▶ WHAT THE TASK REQUIRES
Recast the rows below as a Markdown table with the columns "No." and "Line", numbering each line and skipping blank ones. Leave the pictures out.

▶ WORKING DATA
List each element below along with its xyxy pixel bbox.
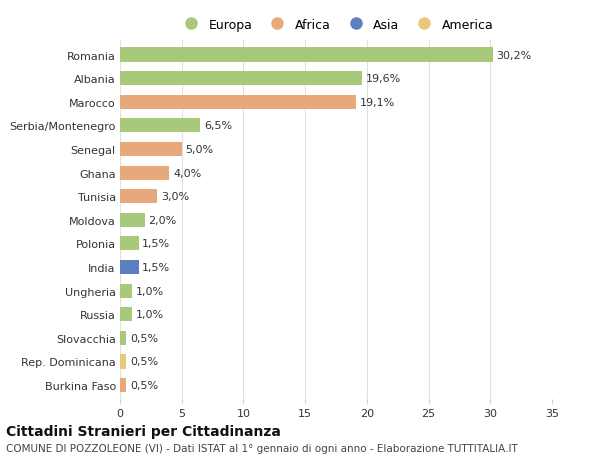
Bar (120, 95, 356, 110)
Bar (120, 308, 133, 322)
Text: 2,0%: 2,0% (148, 215, 176, 225)
Bar (120, 260, 139, 274)
Text: 1,5%: 1,5% (142, 239, 170, 249)
Text: 0,5%: 0,5% (130, 357, 158, 367)
Text: 6,5%: 6,5% (204, 121, 232, 131)
Text: 3,0%: 3,0% (161, 192, 189, 202)
Text: 19,1%: 19,1% (359, 98, 395, 107)
Text: COMUNE DI POZZOLEONE (VI) - Dati ISTAT al 1° gennaio di ogni anno - Elaborazione: COMUNE DI POZZOLEONE (VI) - Dati ISTAT a… (6, 443, 518, 453)
Text: 4,0%: 4,0% (173, 168, 202, 178)
Bar (120, 190, 157, 204)
Bar (120, 354, 126, 369)
Legend: Europa, Africa, Asia, America: Europa, Africa, Asia, America (178, 18, 494, 32)
Bar (120, 213, 145, 227)
Bar (120, 119, 200, 133)
Text: 30,2%: 30,2% (496, 50, 532, 61)
Text: 5,0%: 5,0% (185, 145, 214, 155)
Text: 1,0%: 1,0% (136, 309, 164, 319)
Bar (120, 143, 182, 157)
Text: 0,5%: 0,5% (130, 333, 158, 343)
Text: 0,5%: 0,5% (130, 380, 158, 390)
Bar (120, 72, 362, 86)
Text: 1,5%: 1,5% (142, 263, 170, 273)
Bar (120, 237, 139, 251)
Text: 19,6%: 19,6% (365, 74, 401, 84)
Bar (120, 331, 126, 345)
Bar (120, 166, 169, 180)
Bar (120, 48, 493, 62)
Bar (120, 378, 126, 392)
Text: Cittadini Stranieri per Cittadinanza: Cittadini Stranieri per Cittadinanza (6, 425, 281, 438)
Text: 1,0%: 1,0% (136, 286, 164, 296)
Bar (120, 284, 133, 298)
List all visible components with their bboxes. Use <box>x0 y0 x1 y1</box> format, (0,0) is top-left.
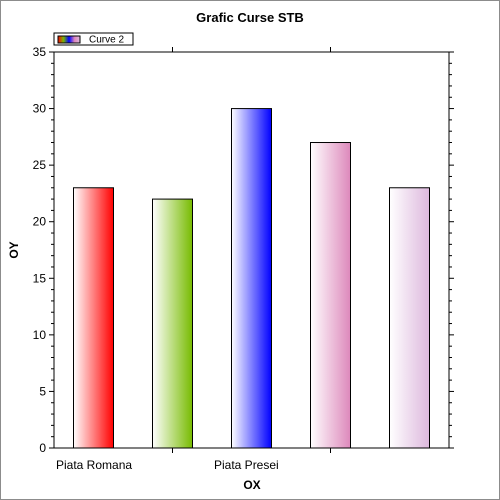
bars <box>73 108 430 449</box>
y-tick-label: 35 <box>33 45 47 59</box>
legend: Curve 2 <box>53 32 134 46</box>
y-tick-label: 0 <box>39 441 46 455</box>
bar <box>310 142 351 449</box>
y-axis-label: OY <box>7 241 21 258</box>
x-axis: Piata Romana Piata Presei <box>56 47 331 472</box>
legend-series-label: Curve 2 <box>89 35 124 46</box>
legend-swatch-rect <box>57 35 81 44</box>
bar <box>152 198 193 449</box>
y-tick-label: 5 <box>39 384 46 398</box>
y-tick-label: 25 <box>33 158 47 172</box>
bar <box>73 187 114 449</box>
y-tick-label: 15 <box>33 271 47 285</box>
x-tick-label: Piata Romana <box>56 458 132 472</box>
chart-title: Grafic Curse STB <box>196 10 304 25</box>
y-axis: 0 5 10 15 20 25 30 35 <box>33 45 454 455</box>
y-tick-label: 20 <box>33 215 47 229</box>
y-tick-label: 30 <box>33 102 47 116</box>
x-tick-label: Piata Presei <box>214 458 279 472</box>
x-axis-label: OX <box>243 478 260 492</box>
bar <box>231 108 272 449</box>
y-tick-label: 10 <box>33 328 47 342</box>
legend-swatch <box>57 35 81 44</box>
bar <box>389 187 430 449</box>
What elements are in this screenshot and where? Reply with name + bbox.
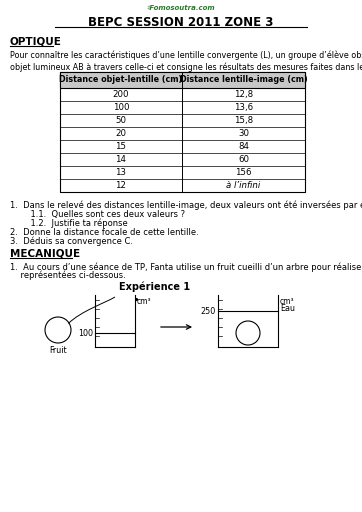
Text: 250: 250 [201,307,216,315]
Bar [60,72,305,192]
Text: 100: 100 [113,103,129,112]
Text: Pour connaître les caractéristiques d’une lentille convergente (L), un groupe d’: Pour connaître les caractéristiques d’un… [10,50,362,72]
Text: 20: 20 [115,129,126,138]
Text: 1.  Dans le relevé des distances lentille-image, deux valeurs ont été inversées : 1. Dans le relevé des distances lentille… [10,201,362,210]
Text: 1.  Au cours d’une séance de TP, Fanta utilise un fruit cueilli d’un arbre pour : 1. Au cours d’une séance de TP, Fanta ut… [10,262,362,271]
Text: ♯Fomosoutra.com: ♯Fomosoutra.com [147,5,215,11]
Text: 1.2.  Justifie ta réponse: 1.2. Justifie ta réponse [20,219,128,228]
Text: 2.  Donne la distance focale de cette lentille.: 2. Donne la distance focale de cette len… [10,228,199,237]
Text: cm³: cm³ [280,297,295,306]
Text: à l’infini: à l’infini [226,181,261,190]
Text: 60: 60 [238,155,249,164]
Text: Distance objet-lentille (cm): Distance objet-lentille (cm) [59,75,182,84]
Text: 200: 200 [113,90,129,99]
Text: 30: 30 [238,129,249,138]
Text: Eau: Eau [280,304,295,313]
Text: BEPC SESSION 2011 ZONE 3: BEPC SESSION 2011 ZONE 3 [88,16,274,29]
Text: 13,6: 13,6 [234,103,253,112]
Bar [60,72,305,88]
Text: Distance lentille-image (cm): Distance lentille-image (cm) [180,75,307,84]
Text: Expérience 1: Expérience 1 [119,282,190,292]
Text: 13: 13 [115,168,126,177]
Text: Fruit: Fruit [49,346,67,355]
Text: 84: 84 [238,142,249,151]
Text: 15: 15 [115,142,126,151]
Text: 3.  Déduis sa convergence C.: 3. Déduis sa convergence C. [10,237,133,246]
Text: 15,8: 15,8 [234,116,253,125]
Text: représentées ci-dessous.: représentées ci-dessous. [10,271,126,281]
Text: MECANIQUE: MECANIQUE [10,248,80,258]
Text: OPTIQUE: OPTIQUE [10,36,62,46]
Text: 14: 14 [115,155,126,164]
Text: 12,8: 12,8 [234,90,253,99]
Text: cm³: cm³ [137,297,152,306]
Text: 100: 100 [78,329,93,337]
Text: 12: 12 [115,181,126,190]
Text: 156: 156 [235,168,252,177]
Text: 1.1.  Quelles sont ces deux valeurs ?: 1.1. Quelles sont ces deux valeurs ? [20,210,185,219]
Text: 50: 50 [115,116,126,125]
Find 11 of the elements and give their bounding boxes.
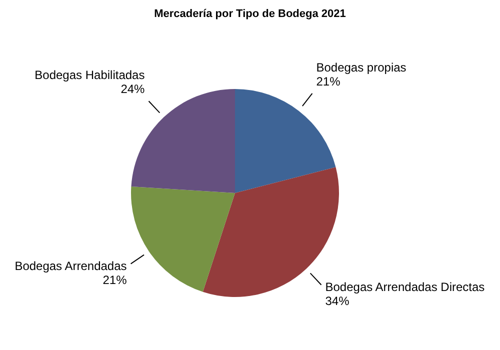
data-label: 21% [102,272,128,287]
data-label: 34% [325,294,350,308]
slice-label: Bodegas propias [316,60,406,74]
slice-label: Bodegas Habilitadas [34,68,145,82]
slice-label: Bodegas Arrendadas [14,258,127,273]
data-label: 24% [120,82,146,96]
pie-slice [235,89,336,193]
slice-label: Bodegas Arrendadas Directas [325,280,485,294]
pie-slice [131,186,235,292]
chart-title: Mercadería por Tipo de Bodega 2021 [153,8,347,22]
data-label: 21% [316,74,341,88]
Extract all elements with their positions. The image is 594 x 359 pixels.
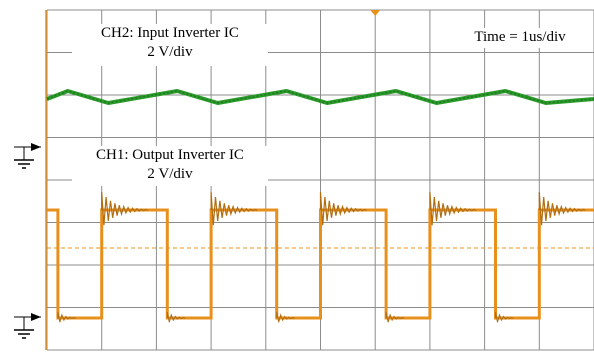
ch1-name: CH1: Output Inverter IC <box>96 147 244 163</box>
ch1-ringing <box>101 191 149 226</box>
ch2-noise <box>46 90 594 104</box>
trigger-marker-icon <box>370 10 381 16</box>
ch1-undershoot <box>276 311 295 323</box>
ch1-label: CH1: Output Inverter IC 2 V/div <box>72 146 268 186</box>
ch1-ringing <box>429 191 477 226</box>
ch2-label: CH2: Input Inverter IC 2 V/div <box>72 24 268 66</box>
ch2-name: CH2: Input Inverter IC <box>101 25 239 41</box>
ch1-scale: 2 V/div <box>147 166 193 182</box>
ch1-trace <box>47 208 594 320</box>
ch1-ringing <box>538 191 586 226</box>
ch2-scale: 2 V/div <box>147 44 193 60</box>
ch1-undershoot <box>385 311 405 323</box>
timebase-label: Time = 1us/div <box>458 28 582 48</box>
ch1-undershoot <box>57 311 77 323</box>
ch1-undershoot <box>166 311 186 323</box>
ch1-undershoot <box>495 311 514 323</box>
ch1-ringing <box>210 191 258 226</box>
ch1-ringing <box>319 191 367 226</box>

▶ TASK SOLUTION
| No. | Line |
|---|---|
| 1 | List each element below along with its xyxy pixel bbox. |
| 2 | Bar (120, 95, 356, 110) |
| 3 | Bar (120, 308, 133, 322) |
| 4 | Text: 2,0%: 2,0% (148, 215, 176, 225) |
| 5 | Bar (120, 260, 139, 274) |
| 6 | Text: 1,5%: 1,5% (142, 239, 170, 249) |
| 7 | Text: 0,5%: 0,5% (130, 357, 158, 367) |
| 8 | Text: 6,5%: 6,5% (204, 121, 232, 131) |
| 9 | Text: 3,0%: 3,0% (161, 192, 189, 202) |
| 10 | Text: 19,1%: 19,1% (359, 98, 395, 107) |
| 11 | Text: COMUNE DI POZZOLEONE (VI) - Dati ISTAT al 1° gennaio di ogni anno - Elaborazione: COMUNE DI POZZOLEONE (VI) - Dati ISTAT a… (6, 443, 518, 453) |
| 12 | Text: 4,0%: 4,0% (173, 168, 202, 178) |
| 13 | Bar (120, 190, 157, 204) |
| 14 | Bar (120, 354, 126, 369) |
| 15 | Legend: Europa, Africa, Asia, America: Europa, Africa, Asia, America (178, 18, 494, 32) |
| 16 | Bar (120, 213, 145, 227) |
| 17 | Bar (120, 119, 200, 133) |
| 18 | Text: 30,2%: 30,2% (496, 50, 532, 61) |
| 19 | Text: 5,0%: 5,0% (185, 145, 214, 155) |
| 20 | Text: 1,0%: 1,0% (136, 309, 164, 319) |
| 21 | Bar (120, 143, 182, 157) |
| 22 | Text: 0,5%: 0,5% (130, 333, 158, 343) |
| 23 | Text: 0,5%: 0,5% (130, 380, 158, 390) |
| 24 | Bar (120, 72, 362, 86) |
| 25 | Text: 1,5%: 1,5% (142, 263, 170, 273) |
| 26 | Bar (120, 237, 139, 251) |
| 27 | Text: 19,6%: 19,6% (365, 74, 401, 84) |
| 28 | Bar (120, 331, 126, 345) |
| 29 | Bar (120, 166, 169, 180) |
| 30 | Bar (120, 48, 493, 62) |
| 31 | Bar (120, 378, 126, 392) |
| 32 | Text: Cittadini Stranieri per Cittadinanza: Cittadini Stranieri per Cittadinanza (6, 425, 281, 438) |
| 33 | Text: 1,0%: 1,0% (136, 286, 164, 296) |
| 34 | Bar (120, 284, 133, 298) |
| 35 | List all visible components with their bboxes. Use <box>x0 y0 x1 y1</box> format, (0,0) is top-left. |
| 36 | bars <box>73 108 430 449</box> |
| 37 | y-tick-label: 35 <box>33 45 47 59</box> |
| 38 | legend: Curve 2 <box>53 32 134 46</box> |
| 39 | y-tick-label: 0 <box>39 441 46 455</box> |
| 40 | bar <box>310 142 351 449</box> |
| 41 | y-axis-label: OY <box>7 241 21 258</box> |
| 42 | x-axis: Piata Romana Piata Presei <box>56 47 331 472</box> |
| 43 | legend-series-label: Curve 2 <box>89 35 124 46</box> |
| 44 | legend-swatch-rect <box>57 35 81 44</box> |
| 45 | bar <box>152 198 193 449</box> |
| 46 | y-tick-label: 5 <box>39 384 46 398</box> |
| 47 | y-tick-label: 25 <box>33 158 47 172</box> |
| 48 | bar <box>73 187 114 449</box> |
| 49 | y-tick-label: 15 <box>33 271 47 285</box> |
| 50 | x-tick-label: Piata Romana <box>56 458 132 472</box> |
| 51 | chart-title: Grafic Curse STB <box>196 10 304 25</box> |
| 52 | y-axis: 0 5 10 15 20 25 30 35 <box>33 45 454 455</box> |
| 53 | y-tick-label: 20 <box>33 215 47 229</box> |
| 54 | y-tick-label: 30 <box>33 102 47 116</box> |
| 55 | x-tick-label: Piata Presei <box>214 458 279 472</box> |
| 56 | x-axis-label: OX <box>243 478 260 492</box> |
| 57 | bar <box>231 108 272 449</box> |
| 58 | y-tick-label: 10 <box>33 328 47 342</box> |
| 59 | legend-swatch <box>57 35 81 44</box> |
| 60 | bar <box>389 187 430 449</box> |
| 61 | What elements are in this screenshot and where? Reply with name + bbox. |
| 62 | Text: 250: 250 [201,307,216,315] |
| 63 | Bar [60,72,305,192] |
| 64 | Text: 100: 100 [113,103,129,112] |
| 65 | Text: Pour connaître les caractéristiques d’une lentille convergente (L), un groupe d’: Pour connaître les caractéristiques d’un… [10,50,362,72] |
| 66 | Text: 20: 20 [115,129,126,138] |
| 67 | Text: 1.  Dans le relevé des distances lentille-image, deux valeurs ont été inversées : 1. Dans le relevé des distances lentille… [10,201,362,210] |
| 68 | Text: 1.  Au cours d’une séance de TP, Fanta utilise un fruit cueilli d’un arbre pour : 1. Au cours d’une séance de TP, Fanta ut… [10,262,362,271] |
| 69 | Text: ♯Fomosoutra.com: ♯Fomosoutra.com [147,5,215,11] |
| 70 | Text: 1.2.  Justifie ta réponse: 1.2. Justifie ta réponse [20,219,128,228] |
| 71 | Text: 2.  Donne la distance focale de cette lentille.: 2. Donne la distance focale de cette len… [10,228,199,237] |
| 72 | Text: cm³: cm³ [280,297,295,306] |
| 73 | Text: à l’infini: à l’infini [226,181,261,190] |
| 74 | Text: 60: 60 [238,155,249,164] |
| 75 | Text: Distance objet-lentille (cm): Distance objet-lentille (cm) [59,75,182,84] |
| 76 | Text: 200: 200 [113,90,129,99] |
| 77 | Text: 30: 30 [238,129,249,138] |
| 78 | Text: Eau: Eau [280,304,295,313] |
| 79 | Text: BEPC SESSION 2011 ZONE 3: BEPC SESSION 2011 ZONE 3 [88,16,274,29] |
| 80 | Text: 13,6: 13,6 [234,103,253,112] |
| 81 | Bar [60,72,305,88] |
| 82 | Text: Distance lentille-image (cm): Distance lentille-image (cm) [180,75,307,84] |
| 83 | Text: Expérience 1: Expérience 1 [119,282,190,292] |
| 84 | Text: 13: 13 [115,168,126,177] |
| 85 | Text: Fruit: Fruit [49,346,67,355] |
| 86 | Text: 84: 84 [238,142,249,151] |
| 87 | Text: 15: 15 [115,142,126,151] |
| 88 | Text: 3.  Déduis sa convergence C.: 3. Déduis sa convergence C. [10,237,133,246] |
| 89 | Text: 15,8: 15,8 [234,116,253,125] |
| 90 | Text: représentées ci-dessous.: représentées ci-dessous. [10,271,126,281] |
| 91 | Text: MECANIQUE: MECANIQUE [10,248,80,258] |
| 92 | Text: OPTIQUE: OPTIQUE [10,36,62,46] |
| 93 | Text: 14: 14 [115,155,126,164] |
| 94 | Text: 12,8: 12,8 [234,90,253,99] |
| 95 | Text: cm³: cm³ [137,297,152,306] |
| 96 | Text: 100: 100 [78,329,93,337] |
| 97 | Text: 12: 12 [115,181,126,190] |
| 98 | Text: 156: 156 [235,168,252,177] |
| 99 | Text: 1.1.  Quelles sont ces deux valeurs ?: 1.1. Quelles sont ces deux valeurs ? [20,210,185,219] |
| 100 | Text: 50: 50 [115,116,126,125] |
| 101 | Find 11 of the elements and give their bounding boxes. |
| 102 | data-label: 21% [102,272,128,287] |
| 103 | data-label: 34% [325,294,350,308] |
| 104 | slice-label: Bodegas propias [316,60,406,74] |
| 105 | slice-label: Bodegas Habilitadas [34,68,145,82] |
| 106 | slice-label: Bodegas Arrendadas [14,258,127,273] |
| 107 | data-label: 24% [120,82,146,96] |
| 108 | pie-slice [235,89,336,193] |
| 109 | slice-label: Bodegas Arrendadas Directas [325,280,485,294] |
| 110 | pie-slice [131,186,235,292] |
| 111 | chart-title: Mercadería por Tipo de Bodega 2021 [153,8,347,22] |
| 112 | data-label: 21% [316,74,341,88] |
| 113 | Extract all elements with their positions. The image is 594 x 359 pixels. |
| 114 | ch1-name: CH1: Output Inverter IC <box>96 147 244 163</box> |
| 115 | ch1-ringing <box>101 191 149 226</box> |
| 116 | ch2-noise <box>46 90 594 104</box> |
| 117 | trigger-marker-icon <box>370 10 381 16</box> |
| 118 | ch1-undershoot <box>276 311 295 323</box> |
| 119 | ch1-label: CH1: Output Inverter IC 2 V/div <box>72 146 268 186</box> |
| 120 | ch1-ringing <box>429 191 477 226</box> |
| 121 | ch2-label: CH2: Input Inverter IC 2 V/div <box>72 24 268 66</box> |
| 122 | ch2-name: CH2: Input Inverter IC <box>101 25 239 41</box> |
| 123 | ch1-scale: 2 V/div <box>147 166 193 182</box> |
| 124 | ch1-trace <box>47 208 594 320</box> |
| 125 | ch1-ringing <box>538 191 586 226</box> |
| 126 | ch2-scale: 2 V/div <box>147 44 193 60</box> |
| 127 | ch1-undershoot <box>385 311 405 323</box> |
| 128 | timebase-label: Time = 1us/div <box>458 28 582 48</box> |
| 129 | ch1-undershoot <box>57 311 77 323</box> |
| 130 | ch1-undershoot <box>166 311 186 323</box> |
| 131 | ch1-undershoot <box>495 311 514 323</box> |
| 132 | ch1-ringing <box>210 191 258 226</box> |
| 133 | ch1-ringing <box>319 191 367 226</box> |